* Instructions for the task
Update the records from the line containing "bar bbox=[103, 313, 111, 340]" through the line containing "legend-marker bbox=[325, 224, 331, 230]", replacing "x-tick-label" with "x-axis-label", and return only those lines with everything else unchanged.

* Source material
☆ ☆ ☆

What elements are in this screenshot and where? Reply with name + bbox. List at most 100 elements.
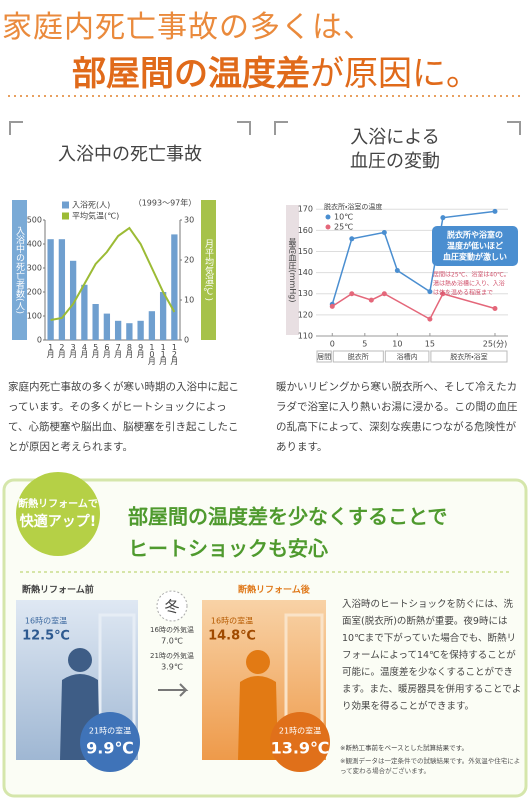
bar bbox=[103, 313, 111, 340]
y-tick-label: 130 bbox=[298, 289, 313, 298]
legend-marker bbox=[325, 214, 331, 220]
x-tick-label: 0 bbox=[330, 340, 335, 349]
bar bbox=[126, 323, 133, 340]
legend-label: 25℃ bbox=[334, 223, 353, 232]
headline: 部屋間の温度差が原因に。 bbox=[72, 46, 480, 95]
x-tick-label: 8月 bbox=[125, 343, 134, 359]
x-tick-label: 11月 bbox=[159, 343, 168, 366]
legend-swatch bbox=[62, 201, 69, 209]
phase-box bbox=[384, 350, 430, 363]
chart-note: （1993〜97年） bbox=[134, 198, 197, 208]
footnote: ※断熱工事前をベースとした試算結果です。 bbox=[340, 743, 468, 752]
point bbox=[368, 297, 374, 303]
legend-marker bbox=[325, 224, 331, 230]
x-tick-label: 6月 bbox=[102, 343, 111, 359]
x-tick-label: 3月 bbox=[69, 343, 78, 359]
axis-label-bar bbox=[201, 200, 216, 340]
bar bbox=[114, 320, 122, 340]
point bbox=[349, 236, 355, 242]
body-text: 入浴時のヒートショックを防ぐには、洗面室(脱衣所)の断熱が重要。夜9時には10℃… bbox=[342, 599, 522, 712]
bar bbox=[159, 292, 167, 340]
bar bbox=[148, 311, 156, 340]
x-tick-label: 5月 bbox=[91, 343, 100, 359]
person bbox=[238, 676, 278, 760]
y-tick-label: 150 bbox=[298, 247, 313, 256]
bar bbox=[69, 260, 77, 340]
paragraph: 暖かいリビングから寒い脱衣所へ、そして冷えたカラダで浴室に入り熱いお湯に浸かる。… bbox=[276, 381, 518, 453]
temp-label: 21時の室温 bbox=[89, 726, 131, 736]
point bbox=[440, 215, 446, 221]
y2-tick-label: 20 bbox=[184, 256, 194, 265]
y-tick-label: 100 bbox=[27, 312, 42, 321]
y2-tick-label: 10 bbox=[184, 296, 194, 305]
callout-text: 血圧変動が激しい bbox=[443, 252, 507, 262]
section-title: 血圧の変動 bbox=[350, 151, 440, 172]
phase-box bbox=[316, 350, 332, 363]
point bbox=[394, 268, 400, 273]
y2-axis-label: 月平均気温(℃) bbox=[203, 239, 214, 301]
x-tick-label: 25(分) bbox=[483, 340, 507, 349]
bracket bbox=[274, 121, 521, 135]
legend-label: 10℃ bbox=[334, 213, 353, 222]
y-tick-label: 170 bbox=[298, 205, 313, 214]
section-title: 入浴中の死亡事故 bbox=[58, 144, 202, 165]
y-tick-label: 400 bbox=[27, 240, 42, 249]
y-tick-label: 500 bbox=[27, 216, 42, 225]
x-tick-label: 5 bbox=[362, 340, 367, 349]
legend-swatch bbox=[62, 212, 69, 220]
section-title: 入浴による bbox=[350, 127, 439, 148]
room-label: 断熱リフォーム後 bbox=[238, 584, 311, 596]
section-heading: 部屋間の温度差を少なくすることで bbox=[128, 505, 447, 529]
x-tick-label: 1月 bbox=[46, 343, 55, 359]
point bbox=[349, 291, 355, 297]
footnote: ※観測データは一定条件での試験結果です。外気温や住宅によって変わる場合がございま… bbox=[340, 757, 521, 775]
season: 冬 bbox=[164, 598, 179, 616]
temp-value: 9.9℃ bbox=[86, 739, 134, 758]
temp-label: 21時の室温 bbox=[279, 726, 321, 736]
legend-label: 平均気温(℃) bbox=[72, 211, 119, 221]
temp-value: 13.9℃ bbox=[271, 739, 330, 758]
bar bbox=[92, 304, 99, 340]
phase-label: 居間 bbox=[317, 353, 331, 361]
bar bbox=[58, 239, 66, 340]
phase-label: 脱衣所・浴室 bbox=[450, 352, 487, 361]
phase-box bbox=[430, 350, 508, 363]
axis-label-bar bbox=[286, 205, 299, 335]
y-tick-label: 110 bbox=[298, 332, 313, 341]
person bbox=[246, 650, 270, 674]
y-tick-label: 200 bbox=[27, 288, 42, 297]
x-tick-label: 7月 bbox=[114, 343, 123, 359]
phase-label: 脱衣所 bbox=[348, 352, 369, 361]
person bbox=[68, 648, 92, 672]
badge-text: 快適アップ! bbox=[20, 513, 96, 530]
condition-note: は体を温める程度まで bbox=[433, 289, 493, 297]
temp-circle bbox=[270, 712, 330, 772]
temp-value: 12.5℃ bbox=[22, 629, 70, 644]
point bbox=[329, 303, 335, 309]
bar bbox=[47, 239, 54, 340]
temp-value: 3.9℃ bbox=[161, 663, 183, 672]
temp-value: 7.0℃ bbox=[161, 637, 183, 646]
temp-value: 14.8℃ bbox=[208, 629, 256, 644]
point bbox=[492, 208, 498, 214]
y-axis-label: 最高血圧(mmHg) bbox=[288, 238, 297, 303]
axis-label-bar bbox=[12, 200, 27, 340]
headline-emphasis: 部屋間の温度差 bbox=[72, 54, 310, 94]
y-tick-label: 160 bbox=[298, 226, 313, 235]
legend-label: 入浴死(人) bbox=[72, 200, 110, 210]
x-tick-label: 2月 bbox=[57, 343, 66, 359]
point bbox=[427, 316, 433, 322]
point bbox=[440, 291, 446, 297]
x-tick-label: 9月 bbox=[136, 343, 145, 359]
badge-text: 断熱リフォームで bbox=[18, 497, 98, 510]
temp-label: 16時の室温 bbox=[25, 616, 67, 626]
headline-rest: が原因に。 bbox=[310, 54, 480, 94]
line bbox=[50, 226, 176, 321]
bar bbox=[137, 320, 144, 340]
section-heading: ヒートショックも安心 bbox=[128, 537, 328, 561]
x-tick-label: 12月 bbox=[170, 343, 179, 366]
callout-text: 温度が低いほど bbox=[447, 241, 503, 251]
callout bbox=[432, 226, 518, 266]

☆ ☆ ☆

* Written solution
bar bbox=[103, 313, 111, 340]
y-tick-label: 130 bbox=[298, 289, 313, 298]
legend-marker bbox=[325, 214, 331, 220]
x-axis-label: 0 bbox=[330, 340, 335, 349]
bar bbox=[126, 323, 133, 340]
legend-label: 25℃ bbox=[334, 223, 353, 232]
headline: 部屋間の温度差が原因に。 bbox=[72, 46, 480, 95]
x-axis-label: 8月 bbox=[125, 343, 134, 359]
x-axis-label: 11月 bbox=[159, 343, 168, 366]
legend-swatch bbox=[62, 201, 69, 209]
phase-box bbox=[384, 350, 430, 363]
chart-note: （1993〜97年） bbox=[134, 198, 197, 208]
footnote: ※断熱工事前をベースとした試算結果です。 bbox=[340, 743, 468, 752]
point bbox=[368, 297, 374, 303]
legend-marker bbox=[325, 224, 331, 230]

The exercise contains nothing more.